_TASK INSTRUCTIONS:_
Do any lines in the data below contain "label"? If so, copy every one of them.

(Data items)
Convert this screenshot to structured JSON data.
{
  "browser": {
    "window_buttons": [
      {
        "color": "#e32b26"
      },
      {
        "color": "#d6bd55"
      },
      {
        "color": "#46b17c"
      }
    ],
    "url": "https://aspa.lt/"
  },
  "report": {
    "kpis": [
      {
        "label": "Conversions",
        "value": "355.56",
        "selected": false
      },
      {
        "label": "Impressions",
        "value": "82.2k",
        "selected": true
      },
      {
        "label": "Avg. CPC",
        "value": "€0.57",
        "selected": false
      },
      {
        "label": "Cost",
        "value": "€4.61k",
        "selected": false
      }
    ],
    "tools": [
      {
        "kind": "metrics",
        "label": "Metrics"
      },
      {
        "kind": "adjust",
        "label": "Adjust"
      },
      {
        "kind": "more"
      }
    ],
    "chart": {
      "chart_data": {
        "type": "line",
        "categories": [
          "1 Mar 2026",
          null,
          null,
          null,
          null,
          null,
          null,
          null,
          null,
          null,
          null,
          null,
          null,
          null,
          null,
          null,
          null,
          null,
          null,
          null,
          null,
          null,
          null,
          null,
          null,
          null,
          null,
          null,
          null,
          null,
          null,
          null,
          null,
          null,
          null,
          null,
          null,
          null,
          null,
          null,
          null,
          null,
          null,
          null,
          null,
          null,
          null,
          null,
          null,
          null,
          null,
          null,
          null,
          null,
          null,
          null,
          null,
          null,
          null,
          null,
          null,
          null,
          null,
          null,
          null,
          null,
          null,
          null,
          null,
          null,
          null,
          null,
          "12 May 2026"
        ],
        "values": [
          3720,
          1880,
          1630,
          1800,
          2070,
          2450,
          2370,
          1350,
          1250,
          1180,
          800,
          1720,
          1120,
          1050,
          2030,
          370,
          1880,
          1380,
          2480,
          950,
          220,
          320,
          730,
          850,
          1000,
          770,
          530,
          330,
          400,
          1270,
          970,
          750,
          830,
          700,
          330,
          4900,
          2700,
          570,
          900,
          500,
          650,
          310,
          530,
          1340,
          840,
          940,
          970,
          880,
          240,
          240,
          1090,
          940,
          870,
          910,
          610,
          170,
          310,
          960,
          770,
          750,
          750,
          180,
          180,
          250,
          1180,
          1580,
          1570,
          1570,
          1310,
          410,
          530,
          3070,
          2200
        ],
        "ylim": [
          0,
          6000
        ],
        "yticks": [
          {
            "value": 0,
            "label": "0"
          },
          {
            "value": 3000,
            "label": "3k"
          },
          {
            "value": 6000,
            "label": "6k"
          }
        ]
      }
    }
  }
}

_OUTPUT:_
        "label": "Conversions",
        "label": "Impressions",
        "label": "Avg. CPC",
        "label": "Cost",
        "label": "Metrics"
        "label": "Adjust"
            "label": "0"
            "label": "3k"
            "label": "6k"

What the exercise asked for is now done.